### EXERCISE BRIEF
Check every line of the material below for the string "name", and return the ones that have it.

### Records from a dataset
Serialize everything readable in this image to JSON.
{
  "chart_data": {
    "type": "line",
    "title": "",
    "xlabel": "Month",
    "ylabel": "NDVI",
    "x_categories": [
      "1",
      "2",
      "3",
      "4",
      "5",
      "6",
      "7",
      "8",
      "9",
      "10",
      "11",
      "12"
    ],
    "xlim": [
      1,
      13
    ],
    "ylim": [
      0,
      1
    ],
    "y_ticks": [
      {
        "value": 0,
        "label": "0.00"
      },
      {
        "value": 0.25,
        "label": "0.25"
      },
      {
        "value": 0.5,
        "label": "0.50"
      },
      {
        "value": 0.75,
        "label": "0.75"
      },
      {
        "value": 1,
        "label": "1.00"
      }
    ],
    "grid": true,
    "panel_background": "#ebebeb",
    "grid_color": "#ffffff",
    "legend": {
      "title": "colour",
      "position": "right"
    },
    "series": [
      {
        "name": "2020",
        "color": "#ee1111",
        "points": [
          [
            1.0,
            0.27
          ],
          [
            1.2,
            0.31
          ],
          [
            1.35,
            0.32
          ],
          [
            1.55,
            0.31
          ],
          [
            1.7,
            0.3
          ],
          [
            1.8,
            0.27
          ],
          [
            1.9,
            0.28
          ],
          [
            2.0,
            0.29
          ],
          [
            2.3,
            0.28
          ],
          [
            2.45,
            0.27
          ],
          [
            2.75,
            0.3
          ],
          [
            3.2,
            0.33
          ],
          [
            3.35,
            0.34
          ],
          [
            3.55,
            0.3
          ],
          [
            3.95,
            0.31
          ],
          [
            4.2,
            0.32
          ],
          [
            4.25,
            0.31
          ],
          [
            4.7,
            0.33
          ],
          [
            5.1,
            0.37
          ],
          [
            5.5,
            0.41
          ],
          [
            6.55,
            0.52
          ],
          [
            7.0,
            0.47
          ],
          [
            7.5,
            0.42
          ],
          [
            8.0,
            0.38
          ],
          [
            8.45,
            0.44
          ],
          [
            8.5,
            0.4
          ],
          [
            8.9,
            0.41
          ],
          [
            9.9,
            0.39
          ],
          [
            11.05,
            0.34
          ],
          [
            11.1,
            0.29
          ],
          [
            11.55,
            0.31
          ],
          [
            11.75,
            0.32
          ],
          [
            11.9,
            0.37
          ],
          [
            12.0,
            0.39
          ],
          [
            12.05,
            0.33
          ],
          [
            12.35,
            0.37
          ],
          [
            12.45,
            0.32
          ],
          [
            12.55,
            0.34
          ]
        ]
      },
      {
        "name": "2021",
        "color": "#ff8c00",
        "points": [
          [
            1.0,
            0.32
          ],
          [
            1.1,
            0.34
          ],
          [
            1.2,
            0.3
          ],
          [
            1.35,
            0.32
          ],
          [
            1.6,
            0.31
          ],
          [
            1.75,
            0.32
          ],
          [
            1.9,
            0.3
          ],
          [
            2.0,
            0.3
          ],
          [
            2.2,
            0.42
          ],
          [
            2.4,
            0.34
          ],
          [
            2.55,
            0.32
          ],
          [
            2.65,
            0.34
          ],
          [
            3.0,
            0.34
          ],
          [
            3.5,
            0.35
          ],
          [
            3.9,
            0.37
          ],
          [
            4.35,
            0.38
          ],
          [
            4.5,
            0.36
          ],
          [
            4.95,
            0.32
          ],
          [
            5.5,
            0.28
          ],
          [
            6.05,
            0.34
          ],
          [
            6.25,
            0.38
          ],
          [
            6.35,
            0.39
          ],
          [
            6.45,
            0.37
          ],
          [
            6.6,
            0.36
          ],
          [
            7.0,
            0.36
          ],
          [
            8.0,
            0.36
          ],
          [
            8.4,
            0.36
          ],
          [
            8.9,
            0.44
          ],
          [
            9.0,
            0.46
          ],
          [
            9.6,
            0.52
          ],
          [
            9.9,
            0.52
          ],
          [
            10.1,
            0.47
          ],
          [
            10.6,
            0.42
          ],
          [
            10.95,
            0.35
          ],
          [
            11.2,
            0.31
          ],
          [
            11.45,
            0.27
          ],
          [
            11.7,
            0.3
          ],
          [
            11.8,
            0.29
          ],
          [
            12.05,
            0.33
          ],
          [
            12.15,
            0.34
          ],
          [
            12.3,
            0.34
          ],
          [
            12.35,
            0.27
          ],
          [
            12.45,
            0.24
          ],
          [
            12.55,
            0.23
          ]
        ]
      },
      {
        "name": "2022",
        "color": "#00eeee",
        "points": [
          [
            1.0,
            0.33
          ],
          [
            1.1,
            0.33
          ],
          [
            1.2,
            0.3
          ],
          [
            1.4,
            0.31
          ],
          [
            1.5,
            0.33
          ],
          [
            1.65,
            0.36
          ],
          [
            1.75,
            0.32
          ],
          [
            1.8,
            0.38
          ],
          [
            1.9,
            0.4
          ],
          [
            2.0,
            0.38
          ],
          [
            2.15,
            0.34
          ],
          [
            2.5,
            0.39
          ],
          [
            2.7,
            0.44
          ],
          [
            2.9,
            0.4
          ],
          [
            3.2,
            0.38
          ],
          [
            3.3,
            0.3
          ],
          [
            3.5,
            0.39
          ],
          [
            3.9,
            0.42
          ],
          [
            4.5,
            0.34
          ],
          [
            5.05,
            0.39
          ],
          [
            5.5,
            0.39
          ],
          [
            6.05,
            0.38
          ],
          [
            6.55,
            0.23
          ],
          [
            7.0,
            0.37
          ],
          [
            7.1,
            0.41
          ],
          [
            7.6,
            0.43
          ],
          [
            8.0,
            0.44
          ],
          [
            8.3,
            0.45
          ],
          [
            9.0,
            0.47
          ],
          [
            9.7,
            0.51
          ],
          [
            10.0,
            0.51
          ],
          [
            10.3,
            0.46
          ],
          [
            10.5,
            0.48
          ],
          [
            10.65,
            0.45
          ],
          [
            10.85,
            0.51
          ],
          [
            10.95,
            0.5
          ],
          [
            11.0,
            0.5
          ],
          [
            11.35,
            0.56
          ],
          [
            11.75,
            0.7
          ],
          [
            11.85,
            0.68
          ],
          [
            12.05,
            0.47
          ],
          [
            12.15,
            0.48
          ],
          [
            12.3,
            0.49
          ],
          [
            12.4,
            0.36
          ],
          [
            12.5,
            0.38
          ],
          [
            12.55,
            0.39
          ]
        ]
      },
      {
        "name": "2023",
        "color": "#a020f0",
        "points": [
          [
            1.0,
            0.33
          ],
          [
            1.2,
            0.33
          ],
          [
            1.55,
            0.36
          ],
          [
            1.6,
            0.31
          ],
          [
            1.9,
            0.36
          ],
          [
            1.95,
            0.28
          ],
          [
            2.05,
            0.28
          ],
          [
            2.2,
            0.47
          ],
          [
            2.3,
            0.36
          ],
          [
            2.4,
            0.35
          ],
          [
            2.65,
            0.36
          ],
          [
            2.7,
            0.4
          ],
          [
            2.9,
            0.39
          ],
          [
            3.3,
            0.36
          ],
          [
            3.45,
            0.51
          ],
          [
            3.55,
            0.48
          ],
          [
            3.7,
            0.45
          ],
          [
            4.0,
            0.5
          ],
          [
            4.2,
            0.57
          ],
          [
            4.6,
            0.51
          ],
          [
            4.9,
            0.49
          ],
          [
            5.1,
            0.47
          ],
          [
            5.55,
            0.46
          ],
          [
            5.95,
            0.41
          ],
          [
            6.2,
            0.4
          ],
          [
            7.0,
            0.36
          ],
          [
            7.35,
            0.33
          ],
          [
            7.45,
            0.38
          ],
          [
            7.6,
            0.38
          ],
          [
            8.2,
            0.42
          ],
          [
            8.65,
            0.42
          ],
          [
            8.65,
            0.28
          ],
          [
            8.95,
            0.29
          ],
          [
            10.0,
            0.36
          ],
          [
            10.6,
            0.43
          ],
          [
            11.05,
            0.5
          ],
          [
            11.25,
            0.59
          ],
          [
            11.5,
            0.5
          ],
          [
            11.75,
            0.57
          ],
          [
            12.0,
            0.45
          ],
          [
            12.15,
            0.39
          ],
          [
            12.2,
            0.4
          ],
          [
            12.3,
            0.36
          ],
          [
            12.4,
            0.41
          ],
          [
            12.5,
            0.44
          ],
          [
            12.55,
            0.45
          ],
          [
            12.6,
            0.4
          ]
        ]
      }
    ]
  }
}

### SOLVED EXERCISE
        "name": "2020",
        "name": "2021",
        "name": "2022",
        "name": "2023",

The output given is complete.